■ Record extracts
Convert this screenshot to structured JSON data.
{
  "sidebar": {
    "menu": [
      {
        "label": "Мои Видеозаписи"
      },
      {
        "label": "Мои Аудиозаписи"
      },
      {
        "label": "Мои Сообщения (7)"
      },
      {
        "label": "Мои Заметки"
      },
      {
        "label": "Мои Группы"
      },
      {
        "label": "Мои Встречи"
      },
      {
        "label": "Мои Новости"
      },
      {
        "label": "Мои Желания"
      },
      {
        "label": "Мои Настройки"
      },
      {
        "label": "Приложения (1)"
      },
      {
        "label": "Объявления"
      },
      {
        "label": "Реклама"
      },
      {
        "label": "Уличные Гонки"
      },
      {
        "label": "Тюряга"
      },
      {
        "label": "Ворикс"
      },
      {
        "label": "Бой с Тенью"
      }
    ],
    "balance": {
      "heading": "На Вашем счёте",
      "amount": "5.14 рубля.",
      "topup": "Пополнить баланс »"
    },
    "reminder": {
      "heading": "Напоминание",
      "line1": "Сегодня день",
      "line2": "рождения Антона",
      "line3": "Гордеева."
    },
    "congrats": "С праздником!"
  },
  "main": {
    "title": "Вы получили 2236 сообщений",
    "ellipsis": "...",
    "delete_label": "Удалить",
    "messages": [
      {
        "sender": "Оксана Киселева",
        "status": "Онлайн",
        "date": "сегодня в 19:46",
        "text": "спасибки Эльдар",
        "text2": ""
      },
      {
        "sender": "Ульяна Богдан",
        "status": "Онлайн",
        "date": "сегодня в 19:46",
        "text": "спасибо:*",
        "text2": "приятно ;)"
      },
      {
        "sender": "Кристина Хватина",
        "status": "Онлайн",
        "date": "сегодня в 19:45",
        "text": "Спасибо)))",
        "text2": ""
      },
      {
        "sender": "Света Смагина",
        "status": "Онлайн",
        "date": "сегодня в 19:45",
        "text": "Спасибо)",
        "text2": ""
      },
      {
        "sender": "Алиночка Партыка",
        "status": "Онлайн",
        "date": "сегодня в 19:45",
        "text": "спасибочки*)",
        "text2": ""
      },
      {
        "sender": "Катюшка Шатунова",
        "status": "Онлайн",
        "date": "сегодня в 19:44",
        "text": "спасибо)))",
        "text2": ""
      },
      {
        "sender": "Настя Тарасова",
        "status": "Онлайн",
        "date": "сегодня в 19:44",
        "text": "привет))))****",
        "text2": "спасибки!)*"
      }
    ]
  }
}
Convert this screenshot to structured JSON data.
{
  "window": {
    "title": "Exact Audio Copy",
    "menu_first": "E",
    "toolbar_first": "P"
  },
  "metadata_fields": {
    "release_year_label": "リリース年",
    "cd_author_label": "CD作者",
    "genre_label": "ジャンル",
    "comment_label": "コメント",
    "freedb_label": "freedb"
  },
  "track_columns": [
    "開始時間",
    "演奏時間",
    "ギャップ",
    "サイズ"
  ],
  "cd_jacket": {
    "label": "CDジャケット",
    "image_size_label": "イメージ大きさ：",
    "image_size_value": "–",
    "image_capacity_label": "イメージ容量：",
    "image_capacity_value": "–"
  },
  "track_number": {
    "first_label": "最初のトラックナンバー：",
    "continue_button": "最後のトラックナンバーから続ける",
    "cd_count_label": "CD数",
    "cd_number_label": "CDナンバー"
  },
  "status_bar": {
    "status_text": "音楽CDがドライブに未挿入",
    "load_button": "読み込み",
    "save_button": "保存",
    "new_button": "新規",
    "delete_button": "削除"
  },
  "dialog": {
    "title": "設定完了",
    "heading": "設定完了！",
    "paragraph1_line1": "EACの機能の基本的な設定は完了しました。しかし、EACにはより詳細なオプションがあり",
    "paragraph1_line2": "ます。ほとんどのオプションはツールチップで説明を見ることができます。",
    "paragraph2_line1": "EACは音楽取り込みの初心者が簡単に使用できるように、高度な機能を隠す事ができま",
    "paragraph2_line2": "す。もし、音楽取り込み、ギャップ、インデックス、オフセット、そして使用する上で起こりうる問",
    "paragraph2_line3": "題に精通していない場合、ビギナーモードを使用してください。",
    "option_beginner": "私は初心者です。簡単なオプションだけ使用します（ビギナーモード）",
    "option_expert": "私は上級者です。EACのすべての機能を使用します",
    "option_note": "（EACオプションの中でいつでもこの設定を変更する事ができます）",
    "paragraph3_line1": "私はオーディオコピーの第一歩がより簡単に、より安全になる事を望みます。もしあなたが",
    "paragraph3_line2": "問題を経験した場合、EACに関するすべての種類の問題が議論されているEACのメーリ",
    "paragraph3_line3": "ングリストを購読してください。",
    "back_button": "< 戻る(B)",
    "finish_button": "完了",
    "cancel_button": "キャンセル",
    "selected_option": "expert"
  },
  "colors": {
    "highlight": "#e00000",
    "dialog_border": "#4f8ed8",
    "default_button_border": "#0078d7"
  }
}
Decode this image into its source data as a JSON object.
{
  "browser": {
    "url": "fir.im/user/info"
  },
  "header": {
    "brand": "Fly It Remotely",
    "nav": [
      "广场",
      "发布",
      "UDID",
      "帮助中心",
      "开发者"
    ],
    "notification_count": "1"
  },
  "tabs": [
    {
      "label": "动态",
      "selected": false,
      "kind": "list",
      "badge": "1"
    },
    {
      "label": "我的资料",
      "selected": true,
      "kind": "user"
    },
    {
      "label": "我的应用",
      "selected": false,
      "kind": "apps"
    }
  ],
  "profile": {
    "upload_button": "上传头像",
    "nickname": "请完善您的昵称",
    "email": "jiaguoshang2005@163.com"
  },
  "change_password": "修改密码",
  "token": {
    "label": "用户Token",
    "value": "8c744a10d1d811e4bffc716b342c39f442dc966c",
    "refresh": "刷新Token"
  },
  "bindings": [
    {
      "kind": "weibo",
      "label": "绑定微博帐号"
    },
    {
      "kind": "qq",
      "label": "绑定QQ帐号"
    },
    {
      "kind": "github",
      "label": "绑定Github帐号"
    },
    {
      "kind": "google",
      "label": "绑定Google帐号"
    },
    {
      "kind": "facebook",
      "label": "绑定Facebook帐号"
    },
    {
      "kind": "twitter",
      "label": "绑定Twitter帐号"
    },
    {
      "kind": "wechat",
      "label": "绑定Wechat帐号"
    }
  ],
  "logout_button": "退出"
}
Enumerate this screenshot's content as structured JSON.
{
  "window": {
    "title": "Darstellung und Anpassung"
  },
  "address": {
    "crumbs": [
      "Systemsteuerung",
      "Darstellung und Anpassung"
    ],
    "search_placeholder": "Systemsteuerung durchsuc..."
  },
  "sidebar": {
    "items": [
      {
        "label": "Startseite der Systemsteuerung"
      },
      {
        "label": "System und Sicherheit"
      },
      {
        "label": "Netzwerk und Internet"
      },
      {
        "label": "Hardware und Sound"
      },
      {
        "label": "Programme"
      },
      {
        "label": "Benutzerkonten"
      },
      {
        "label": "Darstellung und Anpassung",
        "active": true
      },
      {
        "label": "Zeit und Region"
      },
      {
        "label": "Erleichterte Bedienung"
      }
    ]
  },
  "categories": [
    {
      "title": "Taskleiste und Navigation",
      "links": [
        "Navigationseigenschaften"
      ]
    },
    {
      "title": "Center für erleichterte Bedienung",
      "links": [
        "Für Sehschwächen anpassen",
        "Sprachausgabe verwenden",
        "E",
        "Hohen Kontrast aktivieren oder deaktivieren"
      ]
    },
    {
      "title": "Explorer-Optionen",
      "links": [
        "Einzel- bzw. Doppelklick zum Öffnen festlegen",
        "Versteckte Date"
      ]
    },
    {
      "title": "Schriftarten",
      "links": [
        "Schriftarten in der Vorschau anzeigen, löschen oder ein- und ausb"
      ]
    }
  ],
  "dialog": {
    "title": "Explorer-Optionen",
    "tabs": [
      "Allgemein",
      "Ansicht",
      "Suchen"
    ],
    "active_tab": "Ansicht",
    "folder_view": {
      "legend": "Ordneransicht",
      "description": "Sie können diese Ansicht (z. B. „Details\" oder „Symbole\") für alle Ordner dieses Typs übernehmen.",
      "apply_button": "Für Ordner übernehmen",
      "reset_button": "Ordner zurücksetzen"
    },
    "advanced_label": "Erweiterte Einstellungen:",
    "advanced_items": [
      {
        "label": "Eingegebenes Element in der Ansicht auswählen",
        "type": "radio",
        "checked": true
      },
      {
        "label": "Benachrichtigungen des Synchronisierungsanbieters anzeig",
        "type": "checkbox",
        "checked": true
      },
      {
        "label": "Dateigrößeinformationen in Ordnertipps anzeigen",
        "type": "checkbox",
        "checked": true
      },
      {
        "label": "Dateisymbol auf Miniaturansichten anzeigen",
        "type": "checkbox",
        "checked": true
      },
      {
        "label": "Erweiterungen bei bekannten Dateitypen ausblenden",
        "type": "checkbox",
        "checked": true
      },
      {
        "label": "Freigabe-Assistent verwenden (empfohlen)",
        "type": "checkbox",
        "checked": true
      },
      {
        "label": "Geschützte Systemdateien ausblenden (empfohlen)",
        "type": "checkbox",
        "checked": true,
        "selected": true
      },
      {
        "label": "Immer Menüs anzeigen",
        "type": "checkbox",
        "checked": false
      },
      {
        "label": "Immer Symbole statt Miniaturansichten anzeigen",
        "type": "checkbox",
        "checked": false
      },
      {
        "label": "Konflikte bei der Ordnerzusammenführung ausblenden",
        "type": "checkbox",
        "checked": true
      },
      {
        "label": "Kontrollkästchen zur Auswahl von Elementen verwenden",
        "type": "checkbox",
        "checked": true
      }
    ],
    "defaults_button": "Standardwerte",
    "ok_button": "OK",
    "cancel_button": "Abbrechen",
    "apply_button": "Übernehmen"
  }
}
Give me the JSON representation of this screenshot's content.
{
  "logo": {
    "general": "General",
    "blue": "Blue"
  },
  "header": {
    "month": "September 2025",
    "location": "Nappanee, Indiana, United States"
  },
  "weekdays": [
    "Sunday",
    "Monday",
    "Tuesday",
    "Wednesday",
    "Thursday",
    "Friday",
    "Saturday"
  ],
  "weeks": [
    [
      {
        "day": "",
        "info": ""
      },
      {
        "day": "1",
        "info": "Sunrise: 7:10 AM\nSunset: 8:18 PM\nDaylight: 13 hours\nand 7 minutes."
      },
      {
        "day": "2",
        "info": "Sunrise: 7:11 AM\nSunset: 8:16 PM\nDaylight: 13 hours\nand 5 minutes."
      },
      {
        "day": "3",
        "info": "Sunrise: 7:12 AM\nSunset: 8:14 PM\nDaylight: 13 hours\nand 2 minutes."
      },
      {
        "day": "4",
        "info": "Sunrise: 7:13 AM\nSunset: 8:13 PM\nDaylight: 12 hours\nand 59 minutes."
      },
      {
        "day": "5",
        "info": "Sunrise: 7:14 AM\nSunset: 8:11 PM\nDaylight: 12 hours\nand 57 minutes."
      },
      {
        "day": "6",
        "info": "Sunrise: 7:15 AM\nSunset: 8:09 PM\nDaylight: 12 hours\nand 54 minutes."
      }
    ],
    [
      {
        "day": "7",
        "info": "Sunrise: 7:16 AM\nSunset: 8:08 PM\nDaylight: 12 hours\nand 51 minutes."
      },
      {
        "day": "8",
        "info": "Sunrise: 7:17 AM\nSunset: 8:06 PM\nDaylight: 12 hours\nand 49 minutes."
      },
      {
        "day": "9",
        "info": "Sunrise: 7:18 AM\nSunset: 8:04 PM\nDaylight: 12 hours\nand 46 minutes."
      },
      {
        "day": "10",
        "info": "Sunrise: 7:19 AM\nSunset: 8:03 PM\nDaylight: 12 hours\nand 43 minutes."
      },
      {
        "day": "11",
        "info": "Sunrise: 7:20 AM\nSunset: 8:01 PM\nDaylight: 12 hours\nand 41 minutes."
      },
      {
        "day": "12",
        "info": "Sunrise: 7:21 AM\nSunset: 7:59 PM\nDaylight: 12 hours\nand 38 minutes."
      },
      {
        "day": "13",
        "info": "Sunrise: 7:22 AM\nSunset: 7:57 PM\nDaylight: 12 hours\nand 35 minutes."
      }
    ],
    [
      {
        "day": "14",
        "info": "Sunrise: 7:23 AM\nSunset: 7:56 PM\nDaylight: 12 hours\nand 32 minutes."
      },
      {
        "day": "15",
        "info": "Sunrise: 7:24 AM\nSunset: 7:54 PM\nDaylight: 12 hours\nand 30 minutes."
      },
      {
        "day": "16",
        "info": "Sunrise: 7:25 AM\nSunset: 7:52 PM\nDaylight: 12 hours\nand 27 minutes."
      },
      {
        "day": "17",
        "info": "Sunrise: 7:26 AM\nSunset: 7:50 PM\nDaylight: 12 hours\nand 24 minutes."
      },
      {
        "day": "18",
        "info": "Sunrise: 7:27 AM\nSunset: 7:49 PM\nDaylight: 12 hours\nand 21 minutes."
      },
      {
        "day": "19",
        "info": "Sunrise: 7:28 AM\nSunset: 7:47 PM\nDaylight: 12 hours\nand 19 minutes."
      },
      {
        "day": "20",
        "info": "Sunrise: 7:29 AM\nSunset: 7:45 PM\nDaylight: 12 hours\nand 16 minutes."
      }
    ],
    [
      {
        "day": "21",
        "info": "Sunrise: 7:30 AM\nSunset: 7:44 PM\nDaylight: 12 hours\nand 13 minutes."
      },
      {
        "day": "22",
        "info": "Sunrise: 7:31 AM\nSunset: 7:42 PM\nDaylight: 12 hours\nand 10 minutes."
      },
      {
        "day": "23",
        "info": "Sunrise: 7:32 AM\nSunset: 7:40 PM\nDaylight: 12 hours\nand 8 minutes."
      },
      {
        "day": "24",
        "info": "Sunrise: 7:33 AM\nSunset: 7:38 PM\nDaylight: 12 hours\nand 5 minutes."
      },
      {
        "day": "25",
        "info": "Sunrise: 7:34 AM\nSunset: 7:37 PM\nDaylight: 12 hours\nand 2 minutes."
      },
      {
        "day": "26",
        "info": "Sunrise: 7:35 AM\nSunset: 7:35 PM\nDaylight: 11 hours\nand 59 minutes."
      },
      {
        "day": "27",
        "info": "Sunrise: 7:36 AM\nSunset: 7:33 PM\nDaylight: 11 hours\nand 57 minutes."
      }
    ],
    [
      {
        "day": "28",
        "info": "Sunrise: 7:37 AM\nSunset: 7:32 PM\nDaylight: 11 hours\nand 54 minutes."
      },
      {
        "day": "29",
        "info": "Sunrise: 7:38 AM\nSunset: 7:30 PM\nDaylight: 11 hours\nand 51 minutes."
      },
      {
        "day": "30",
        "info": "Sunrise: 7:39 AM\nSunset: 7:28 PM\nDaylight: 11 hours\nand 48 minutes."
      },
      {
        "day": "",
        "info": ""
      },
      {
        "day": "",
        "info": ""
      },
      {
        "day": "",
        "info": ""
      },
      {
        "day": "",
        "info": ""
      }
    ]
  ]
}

■ The request
Of the lines in this listing, report how many contain the string "Miniaturansichten", and give the number only.

■ Task output
2